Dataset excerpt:
§
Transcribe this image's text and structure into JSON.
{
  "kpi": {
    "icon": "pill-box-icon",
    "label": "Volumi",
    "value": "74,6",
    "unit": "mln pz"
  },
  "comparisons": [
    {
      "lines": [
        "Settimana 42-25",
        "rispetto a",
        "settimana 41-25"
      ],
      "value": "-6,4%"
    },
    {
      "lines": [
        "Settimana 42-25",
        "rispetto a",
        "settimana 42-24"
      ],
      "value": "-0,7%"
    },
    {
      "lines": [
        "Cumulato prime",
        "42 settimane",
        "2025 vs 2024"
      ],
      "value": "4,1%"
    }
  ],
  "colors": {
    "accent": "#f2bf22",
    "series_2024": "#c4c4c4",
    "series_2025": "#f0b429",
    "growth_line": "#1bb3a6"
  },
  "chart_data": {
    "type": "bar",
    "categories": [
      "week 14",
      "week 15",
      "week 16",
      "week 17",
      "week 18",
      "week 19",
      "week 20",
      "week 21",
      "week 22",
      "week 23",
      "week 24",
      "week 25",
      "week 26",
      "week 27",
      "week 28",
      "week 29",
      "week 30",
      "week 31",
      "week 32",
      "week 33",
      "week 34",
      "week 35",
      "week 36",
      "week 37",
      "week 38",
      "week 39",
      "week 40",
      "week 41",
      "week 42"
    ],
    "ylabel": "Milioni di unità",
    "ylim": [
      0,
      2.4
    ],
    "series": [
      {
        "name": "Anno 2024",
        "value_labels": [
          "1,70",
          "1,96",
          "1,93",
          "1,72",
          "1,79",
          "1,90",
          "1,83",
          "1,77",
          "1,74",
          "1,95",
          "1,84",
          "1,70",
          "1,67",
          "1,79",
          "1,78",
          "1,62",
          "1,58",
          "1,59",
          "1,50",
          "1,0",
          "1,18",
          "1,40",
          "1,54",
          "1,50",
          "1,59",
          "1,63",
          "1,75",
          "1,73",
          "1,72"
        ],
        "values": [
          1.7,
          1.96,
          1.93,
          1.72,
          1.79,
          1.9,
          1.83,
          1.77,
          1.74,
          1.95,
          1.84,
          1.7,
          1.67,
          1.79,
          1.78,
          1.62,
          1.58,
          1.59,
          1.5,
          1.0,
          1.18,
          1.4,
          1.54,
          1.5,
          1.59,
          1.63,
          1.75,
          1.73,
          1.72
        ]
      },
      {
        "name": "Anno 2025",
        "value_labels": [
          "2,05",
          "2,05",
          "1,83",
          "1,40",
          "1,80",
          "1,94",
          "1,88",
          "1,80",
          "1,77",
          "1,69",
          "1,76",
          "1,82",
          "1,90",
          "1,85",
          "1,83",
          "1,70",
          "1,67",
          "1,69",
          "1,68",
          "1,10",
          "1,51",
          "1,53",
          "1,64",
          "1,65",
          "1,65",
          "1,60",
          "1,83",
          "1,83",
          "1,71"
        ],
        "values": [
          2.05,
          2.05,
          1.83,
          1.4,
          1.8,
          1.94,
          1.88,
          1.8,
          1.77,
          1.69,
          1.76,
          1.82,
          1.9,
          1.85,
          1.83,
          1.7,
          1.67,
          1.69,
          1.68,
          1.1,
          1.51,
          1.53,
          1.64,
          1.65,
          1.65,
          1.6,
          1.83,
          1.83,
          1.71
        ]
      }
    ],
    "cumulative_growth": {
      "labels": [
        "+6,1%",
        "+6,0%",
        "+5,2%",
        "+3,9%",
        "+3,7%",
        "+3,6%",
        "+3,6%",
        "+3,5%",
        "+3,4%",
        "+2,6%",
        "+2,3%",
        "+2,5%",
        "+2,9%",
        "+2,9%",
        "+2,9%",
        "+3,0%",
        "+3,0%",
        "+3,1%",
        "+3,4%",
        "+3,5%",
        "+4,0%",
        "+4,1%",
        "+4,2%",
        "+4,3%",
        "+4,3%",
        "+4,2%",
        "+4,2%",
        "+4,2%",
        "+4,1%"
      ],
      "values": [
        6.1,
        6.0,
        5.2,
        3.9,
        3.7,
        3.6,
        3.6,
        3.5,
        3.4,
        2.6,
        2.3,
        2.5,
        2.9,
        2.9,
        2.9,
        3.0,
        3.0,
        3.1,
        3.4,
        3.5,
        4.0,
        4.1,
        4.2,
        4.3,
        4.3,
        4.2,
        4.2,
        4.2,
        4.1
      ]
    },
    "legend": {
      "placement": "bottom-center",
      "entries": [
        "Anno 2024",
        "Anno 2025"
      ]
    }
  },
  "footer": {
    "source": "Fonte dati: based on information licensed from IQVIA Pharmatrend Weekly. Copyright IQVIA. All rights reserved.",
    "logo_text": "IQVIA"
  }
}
§
TASK OBJECTIVE = Your task is to retype all of the records exactly.

ANSWER =
Transcribe this image's text and structure into JSON.
{
  "kpi": {
    "icon": "pill-box-icon",
    "label": "Volumi",
    "value": "74,6",
    "unit": "mln pz"
  },
  "comparisons": [
    {
      "lines": [
        "Settimana 42-25",
        "rispetto a",
        "settimana 41-25"
      ],
      "value": "-6,4%"
    },
    {
      "lines": [
        "Settimana 42-25",
        "rispetto a",
        "settimana 42-24"
      ],
      "value": "-0,7%"
    },
    {
      "lines": [
        "Cumulato prime",
        "42 settimane",
        "2025 vs 2024"
      ],
      "value": "4,1%"
    }
  ],
  "colors": {
    "accent": "#f2bf22",
    "series_2024": "#c4c4c4",
    "series_2025": "#f0b429",
    "growth_line": "#1bb3a6"
  },
  "chart_data": {
    "type": "bar",
    "categories": [
      "week 14",
      "week 15",
      "week 16",
      "week 17",
      "week 18",
      "week 19",
      "week 20",
      "week 21",
      "week 22",
      "week 23",
      "week 24",
      "week 25",
      "week 26",
      "week 27",
      "week 28",
      "week 29",
      "week 30",
      "week 31",
      "week 32",
      "week 33",
      "week 34",
      "week 35",
      "week 36",
      "week 37",
      "week 38",
      "week 39",
      "week 40",
      "week 41",
      "week 42"
    ],
    "ylabel": "Milioni di unità",
    "ylim": [
      0,
      2.4
    ],
    "series": [
      {
        "name": "Anno 2024",
        "value_labels": [
          "1,70",
          "1,96",
          "1,93",
          "1,72",
          "1,79",
          "1,90",
          "1,83",
          "1,77",
          "1,74",
          "1,95",
          "1,84",
          "1,70",
          "1,67",
          "1,79",
          "1,78",
          "1,62",
          "1,58",
          "1,59",
          "1,50",
          "1,0",
          "1,18",
          "1,40",
          "1,54",
          "1,50",
          "1,59",
          "1,63",
          "1,75",
          "1,73",
          "1,72"
        ],
        "values": [
          1.7,
          1.96,
          1.93,
          1.72,
          1.79,
          1.9,
          1.83,
          1.77,
          1.74,
          1.95,
          1.84,
          1.7,
          1.67,
          1.79,
          1.78,
          1.62,
          1.58,
          1.59,
          1.5,
          1.0,
          1.18,
          1.4,
          1.54,
          1.5,
          1.59,
          1.63,
          1.75,
          1.73,
          1.72
        ]
      },
      {
        "name": "Anno 2025",
        "value_labels": [
          "2,05",
          "2,05",
          "1,83",
          "1,40",
          "1,80",
          "1,94",
          "1,88",
          "1,80",
          "1,77",
          "1,69",
          "1,76",
          "1,82",
          "1,90",
          "1,85",
          "1,83",
          "1,70",
          "1,67",
          "1,69",
          "1,68",
          "1,10",
          "1,51",
          "1,53",
          "1,64",
          "1,65",
          "1,65",
          "1,60",
          "1,83",
          "1,83",
          "1,71"
        ],
        "values": [
          2.05,
          2.05,
          1.83,
          1.4,
          1.8,
          1.94,
          1.88,
          1.8,
          1.77,
          1.69,
          1.76,
          1.82,
          1.9,
          1.85,
          1.83,
          1.7,
          1.67,
          1.69,
          1.68,
          1.1,
          1.51,
          1.53,
          1.64,
          1.65,
          1.65,
          1.6,
          1.83,
          1.83,
          1.71
        ]
      }
    ],
    "cumulative_growth": {
      "labels": [
        "+6,1%",
        "+6,0%",
        "+5,2%",
        "+3,9%",
        "+3,7%",
        "+3,6%",
        "+3,6%",
        "+3,5%",
        "+3,4%",
        "+2,6%",
        "+2,3%",
        "+2,5%",
        "+2,9%",
        "+2,9%",
        "+2,9%",
        "+3,0%",
        "+3,0%",
        "+3,1%",
        "+3,4%",
        "+3,5%",
        "+4,0%",
        "+4,1%",
        "+4,2%",
        "+4,3%",
        "+4,3%",
        "+4,2%",
        "+4,2%",
        "+4,2%",
        "+4,1%"
      ],
      "values": [
        6.1,
        6.0,
        5.2,
        3.9,
        3.7,
        3.6,
        3.6,
        3.5,
        3.4,
        2.6,
        2.3,
        2.5,
        2.9,
        2.9,
        2.9,
        3.0,
        3.0,
        3.1,
        3.4,
        3.5,
        4.0,
        4.1,
        4.2,
        4.3,
        4.3,
        4.2,
        4.2,
        4.2,
        4.1
      ]
    },
    "legend": {
      "placement": "bottom-center",
      "entries": [
        "Anno 2024",
        "Anno 2025"
      ]
    }
  },
  "footer": {
    "source": "Fonte dati: based on information licensed from IQVIA Pharmatrend Weekly. Copyright IQVIA. All rights reserved.",
    "logo_text": "IQVIA"
  }
}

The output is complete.